Stored entries =

## begin

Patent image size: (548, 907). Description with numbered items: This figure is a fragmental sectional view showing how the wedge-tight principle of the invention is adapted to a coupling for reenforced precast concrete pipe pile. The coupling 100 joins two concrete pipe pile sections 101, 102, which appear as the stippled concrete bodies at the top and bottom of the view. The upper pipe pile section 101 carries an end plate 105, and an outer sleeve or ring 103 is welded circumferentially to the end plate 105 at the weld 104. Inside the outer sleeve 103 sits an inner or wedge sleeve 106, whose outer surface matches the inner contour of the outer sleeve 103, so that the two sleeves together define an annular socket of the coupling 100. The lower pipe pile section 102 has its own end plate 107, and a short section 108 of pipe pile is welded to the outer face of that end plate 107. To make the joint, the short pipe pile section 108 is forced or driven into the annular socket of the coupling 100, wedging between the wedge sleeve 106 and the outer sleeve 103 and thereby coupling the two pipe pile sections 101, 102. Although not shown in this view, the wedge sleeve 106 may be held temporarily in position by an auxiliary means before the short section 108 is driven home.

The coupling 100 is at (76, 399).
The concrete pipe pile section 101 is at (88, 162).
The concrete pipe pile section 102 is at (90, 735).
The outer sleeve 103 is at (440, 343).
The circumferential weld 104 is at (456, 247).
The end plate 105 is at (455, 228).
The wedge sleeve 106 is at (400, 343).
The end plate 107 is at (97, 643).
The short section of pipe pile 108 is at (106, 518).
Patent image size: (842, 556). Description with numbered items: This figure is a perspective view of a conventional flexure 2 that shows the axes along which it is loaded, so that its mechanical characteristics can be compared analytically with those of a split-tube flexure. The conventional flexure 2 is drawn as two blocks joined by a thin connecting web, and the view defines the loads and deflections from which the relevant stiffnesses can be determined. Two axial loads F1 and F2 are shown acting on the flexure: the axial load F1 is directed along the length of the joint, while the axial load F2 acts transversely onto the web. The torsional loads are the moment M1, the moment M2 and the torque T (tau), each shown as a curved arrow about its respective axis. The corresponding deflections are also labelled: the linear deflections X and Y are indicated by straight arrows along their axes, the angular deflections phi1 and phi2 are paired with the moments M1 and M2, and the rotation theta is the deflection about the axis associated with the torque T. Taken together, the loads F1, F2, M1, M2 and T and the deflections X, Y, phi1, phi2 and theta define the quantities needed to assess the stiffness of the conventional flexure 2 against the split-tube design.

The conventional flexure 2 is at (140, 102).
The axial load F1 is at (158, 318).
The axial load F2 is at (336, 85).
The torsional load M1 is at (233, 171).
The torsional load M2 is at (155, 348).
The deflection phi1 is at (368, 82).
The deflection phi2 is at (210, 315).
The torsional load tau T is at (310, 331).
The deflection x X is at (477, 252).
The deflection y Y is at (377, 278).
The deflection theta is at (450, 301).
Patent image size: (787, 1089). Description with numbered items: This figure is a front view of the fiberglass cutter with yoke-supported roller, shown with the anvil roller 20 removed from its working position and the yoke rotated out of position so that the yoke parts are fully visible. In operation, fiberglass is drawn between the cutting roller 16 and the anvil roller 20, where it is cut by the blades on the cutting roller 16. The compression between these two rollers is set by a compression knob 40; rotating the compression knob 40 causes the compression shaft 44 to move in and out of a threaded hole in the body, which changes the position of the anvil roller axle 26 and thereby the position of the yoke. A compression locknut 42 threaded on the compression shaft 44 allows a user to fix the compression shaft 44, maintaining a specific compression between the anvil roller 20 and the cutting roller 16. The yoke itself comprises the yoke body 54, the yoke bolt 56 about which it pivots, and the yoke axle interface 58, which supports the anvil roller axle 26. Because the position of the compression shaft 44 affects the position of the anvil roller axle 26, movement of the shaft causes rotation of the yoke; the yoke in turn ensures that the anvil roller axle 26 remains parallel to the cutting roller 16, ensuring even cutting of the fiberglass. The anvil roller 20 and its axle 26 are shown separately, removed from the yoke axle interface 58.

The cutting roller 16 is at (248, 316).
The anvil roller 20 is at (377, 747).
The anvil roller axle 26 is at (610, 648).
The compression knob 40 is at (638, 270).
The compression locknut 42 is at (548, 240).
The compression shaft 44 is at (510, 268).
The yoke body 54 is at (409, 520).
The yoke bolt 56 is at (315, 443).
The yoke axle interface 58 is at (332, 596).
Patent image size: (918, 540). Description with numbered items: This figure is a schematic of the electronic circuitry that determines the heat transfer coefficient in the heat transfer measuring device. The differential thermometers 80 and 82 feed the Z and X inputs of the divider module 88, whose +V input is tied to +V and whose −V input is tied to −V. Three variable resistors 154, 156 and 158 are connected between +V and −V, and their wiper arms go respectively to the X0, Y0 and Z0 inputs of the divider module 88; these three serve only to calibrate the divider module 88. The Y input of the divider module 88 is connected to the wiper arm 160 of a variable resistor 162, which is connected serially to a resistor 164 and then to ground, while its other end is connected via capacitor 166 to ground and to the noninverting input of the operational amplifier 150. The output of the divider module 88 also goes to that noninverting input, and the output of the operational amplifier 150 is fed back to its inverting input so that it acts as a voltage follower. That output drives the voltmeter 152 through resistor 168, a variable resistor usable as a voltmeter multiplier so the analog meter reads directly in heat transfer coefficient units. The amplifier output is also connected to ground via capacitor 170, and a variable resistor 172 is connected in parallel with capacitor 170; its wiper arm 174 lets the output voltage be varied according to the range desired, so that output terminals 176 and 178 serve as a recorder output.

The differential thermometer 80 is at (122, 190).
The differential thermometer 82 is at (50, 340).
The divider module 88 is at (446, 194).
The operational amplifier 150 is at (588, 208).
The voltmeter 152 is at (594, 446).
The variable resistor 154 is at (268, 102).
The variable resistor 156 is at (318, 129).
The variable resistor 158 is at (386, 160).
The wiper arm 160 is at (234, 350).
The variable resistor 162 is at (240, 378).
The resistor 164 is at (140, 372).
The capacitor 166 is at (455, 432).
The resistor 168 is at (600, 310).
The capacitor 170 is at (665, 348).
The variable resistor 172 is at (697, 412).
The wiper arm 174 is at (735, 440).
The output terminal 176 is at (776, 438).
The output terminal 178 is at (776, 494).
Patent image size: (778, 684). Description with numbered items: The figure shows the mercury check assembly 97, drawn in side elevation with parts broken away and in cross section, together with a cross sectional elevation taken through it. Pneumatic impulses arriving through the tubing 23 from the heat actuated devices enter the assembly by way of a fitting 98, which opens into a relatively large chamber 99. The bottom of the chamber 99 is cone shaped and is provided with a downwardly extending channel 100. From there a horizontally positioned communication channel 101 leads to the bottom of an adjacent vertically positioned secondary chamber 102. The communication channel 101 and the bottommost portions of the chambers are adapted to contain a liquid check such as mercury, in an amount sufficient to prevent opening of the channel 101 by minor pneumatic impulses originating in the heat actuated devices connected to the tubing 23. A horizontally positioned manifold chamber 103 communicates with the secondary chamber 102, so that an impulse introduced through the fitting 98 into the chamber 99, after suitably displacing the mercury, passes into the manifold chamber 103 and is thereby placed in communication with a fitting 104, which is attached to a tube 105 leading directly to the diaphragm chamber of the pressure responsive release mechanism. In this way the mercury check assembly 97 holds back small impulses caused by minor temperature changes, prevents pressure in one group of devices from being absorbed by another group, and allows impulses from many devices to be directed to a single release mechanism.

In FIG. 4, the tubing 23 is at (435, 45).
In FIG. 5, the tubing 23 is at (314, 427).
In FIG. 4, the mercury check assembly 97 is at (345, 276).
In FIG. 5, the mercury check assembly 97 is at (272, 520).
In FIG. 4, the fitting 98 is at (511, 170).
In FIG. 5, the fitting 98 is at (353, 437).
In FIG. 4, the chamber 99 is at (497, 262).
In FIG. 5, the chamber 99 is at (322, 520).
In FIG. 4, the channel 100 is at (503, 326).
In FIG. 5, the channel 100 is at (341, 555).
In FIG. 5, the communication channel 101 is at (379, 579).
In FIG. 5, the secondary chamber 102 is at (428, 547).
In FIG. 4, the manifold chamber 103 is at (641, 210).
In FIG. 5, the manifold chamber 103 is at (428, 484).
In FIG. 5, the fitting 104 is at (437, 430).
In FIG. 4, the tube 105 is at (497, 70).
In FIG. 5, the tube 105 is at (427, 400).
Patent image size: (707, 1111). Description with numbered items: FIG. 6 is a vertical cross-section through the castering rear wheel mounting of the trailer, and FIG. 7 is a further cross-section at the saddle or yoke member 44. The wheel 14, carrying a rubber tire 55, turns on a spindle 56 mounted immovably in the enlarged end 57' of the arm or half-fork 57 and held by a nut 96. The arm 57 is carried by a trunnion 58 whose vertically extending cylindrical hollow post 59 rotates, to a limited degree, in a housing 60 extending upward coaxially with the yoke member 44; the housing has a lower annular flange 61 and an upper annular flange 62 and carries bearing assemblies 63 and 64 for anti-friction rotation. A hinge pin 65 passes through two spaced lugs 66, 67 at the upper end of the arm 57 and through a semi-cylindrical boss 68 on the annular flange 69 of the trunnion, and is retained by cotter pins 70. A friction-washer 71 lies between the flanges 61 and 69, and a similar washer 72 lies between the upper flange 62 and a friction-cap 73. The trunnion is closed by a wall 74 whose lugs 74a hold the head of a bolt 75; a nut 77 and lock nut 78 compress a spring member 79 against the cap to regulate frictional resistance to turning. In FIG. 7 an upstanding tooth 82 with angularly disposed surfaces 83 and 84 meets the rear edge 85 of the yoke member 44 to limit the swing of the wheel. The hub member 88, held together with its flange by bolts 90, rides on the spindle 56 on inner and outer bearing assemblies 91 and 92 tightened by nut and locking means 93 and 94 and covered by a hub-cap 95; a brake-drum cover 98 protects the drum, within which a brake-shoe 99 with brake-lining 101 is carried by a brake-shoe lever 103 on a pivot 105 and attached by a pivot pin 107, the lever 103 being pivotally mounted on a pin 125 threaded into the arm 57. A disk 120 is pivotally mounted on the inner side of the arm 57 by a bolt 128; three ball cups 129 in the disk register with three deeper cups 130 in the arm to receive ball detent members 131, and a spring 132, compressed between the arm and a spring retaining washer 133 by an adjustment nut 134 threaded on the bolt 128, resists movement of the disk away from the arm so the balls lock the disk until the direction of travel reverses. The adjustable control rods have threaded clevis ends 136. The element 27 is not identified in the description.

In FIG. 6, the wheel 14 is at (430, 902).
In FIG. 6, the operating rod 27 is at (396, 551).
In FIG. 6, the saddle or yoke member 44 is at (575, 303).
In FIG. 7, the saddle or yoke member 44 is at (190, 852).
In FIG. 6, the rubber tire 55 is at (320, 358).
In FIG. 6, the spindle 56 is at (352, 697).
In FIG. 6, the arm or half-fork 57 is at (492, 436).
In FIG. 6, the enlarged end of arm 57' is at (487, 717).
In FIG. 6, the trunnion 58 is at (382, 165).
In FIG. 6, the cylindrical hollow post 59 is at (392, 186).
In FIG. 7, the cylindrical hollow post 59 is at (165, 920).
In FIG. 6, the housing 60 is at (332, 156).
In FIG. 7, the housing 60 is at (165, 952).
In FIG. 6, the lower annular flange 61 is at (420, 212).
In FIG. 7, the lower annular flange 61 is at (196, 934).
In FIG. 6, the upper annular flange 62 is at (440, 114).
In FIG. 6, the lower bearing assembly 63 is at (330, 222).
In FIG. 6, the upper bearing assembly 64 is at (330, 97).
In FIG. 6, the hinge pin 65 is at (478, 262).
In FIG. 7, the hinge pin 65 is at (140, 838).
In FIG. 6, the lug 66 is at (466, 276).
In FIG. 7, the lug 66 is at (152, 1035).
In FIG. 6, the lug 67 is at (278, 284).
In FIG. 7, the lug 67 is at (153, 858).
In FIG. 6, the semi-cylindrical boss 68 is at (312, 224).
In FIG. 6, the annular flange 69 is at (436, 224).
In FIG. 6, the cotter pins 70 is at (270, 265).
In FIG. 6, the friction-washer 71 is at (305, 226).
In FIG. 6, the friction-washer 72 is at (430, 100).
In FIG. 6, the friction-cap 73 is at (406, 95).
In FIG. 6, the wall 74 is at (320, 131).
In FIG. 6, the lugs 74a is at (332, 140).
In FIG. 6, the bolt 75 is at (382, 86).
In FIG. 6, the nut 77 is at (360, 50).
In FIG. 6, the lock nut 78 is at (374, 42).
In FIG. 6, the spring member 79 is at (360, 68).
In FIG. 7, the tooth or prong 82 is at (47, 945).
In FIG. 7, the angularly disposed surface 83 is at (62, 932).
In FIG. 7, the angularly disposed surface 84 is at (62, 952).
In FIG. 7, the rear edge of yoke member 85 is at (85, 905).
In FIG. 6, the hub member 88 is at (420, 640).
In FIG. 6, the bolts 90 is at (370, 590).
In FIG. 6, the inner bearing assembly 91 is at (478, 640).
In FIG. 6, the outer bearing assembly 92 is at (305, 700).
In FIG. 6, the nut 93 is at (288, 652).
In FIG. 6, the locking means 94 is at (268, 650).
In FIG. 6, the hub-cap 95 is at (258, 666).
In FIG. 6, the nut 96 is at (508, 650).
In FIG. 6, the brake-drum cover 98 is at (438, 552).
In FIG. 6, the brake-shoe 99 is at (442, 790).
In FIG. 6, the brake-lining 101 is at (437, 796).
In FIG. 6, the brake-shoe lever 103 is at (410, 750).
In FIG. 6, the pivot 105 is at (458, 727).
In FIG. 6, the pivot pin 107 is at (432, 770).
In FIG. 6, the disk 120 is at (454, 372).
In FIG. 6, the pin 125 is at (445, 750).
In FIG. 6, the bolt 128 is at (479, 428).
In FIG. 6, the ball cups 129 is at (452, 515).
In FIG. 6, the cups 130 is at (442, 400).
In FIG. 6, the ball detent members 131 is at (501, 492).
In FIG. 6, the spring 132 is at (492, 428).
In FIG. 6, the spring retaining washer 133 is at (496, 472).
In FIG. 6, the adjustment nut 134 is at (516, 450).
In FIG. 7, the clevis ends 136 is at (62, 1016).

## end

What this task involves = Retype word for word the part of the records that opens with the line containing "Patent image size: (842, 556)." and closes with the line containing "The torsional load tau T is at (310, 331).", including both of those lines.

Completed exercise =
Patent image size: (842, 556). Description with numbered items: This figure is a perspective view of a conventional flexure 2 that shows the axes along which it is loaded, so that its mechanical characteristics can be compared analytically with those of a split-tube flexure. The conventional flexure 2 is drawn as two blocks joined by a thin connecting web, and the view defines the loads and deflections from which the relevant stiffnesses can be determined. Two axial loads F1 and F2 are shown acting on the flexure: the axial load F1 is directed along the length of the joint, while the axial load F2 acts transversely onto the web. The torsional loads are the moment M1, the moment M2 and the torque T (tau), each shown as a curved arrow about its respective axis. The corresponding deflections are also labelled: the linear deflections X and Y are indicated by straight arrows along their axes, the angular deflections phi1 and phi2 are paired with the moments M1 and M2, and the rotation theta is the deflection about the axis associated with the torque T. Taken together, the loads F1, F2, M1, M2 and T and the deflections X, Y, phi1, phi2 and theta define the quantities needed to assess the stiffness of the conventional flexure 2 against the split-tube design.

The conventional flexure 2 is at (140, 102).
The axial load F1 is at (158, 318).
The axial load F2 is at (336, 85).
The torsional load M1 is at (233, 171).
The torsional load M2 is at (155, 348).
The deflection phi1 is at (368, 82).
The deflection phi2 is at (210, 315).
The torsional load tau T is at (310, 331).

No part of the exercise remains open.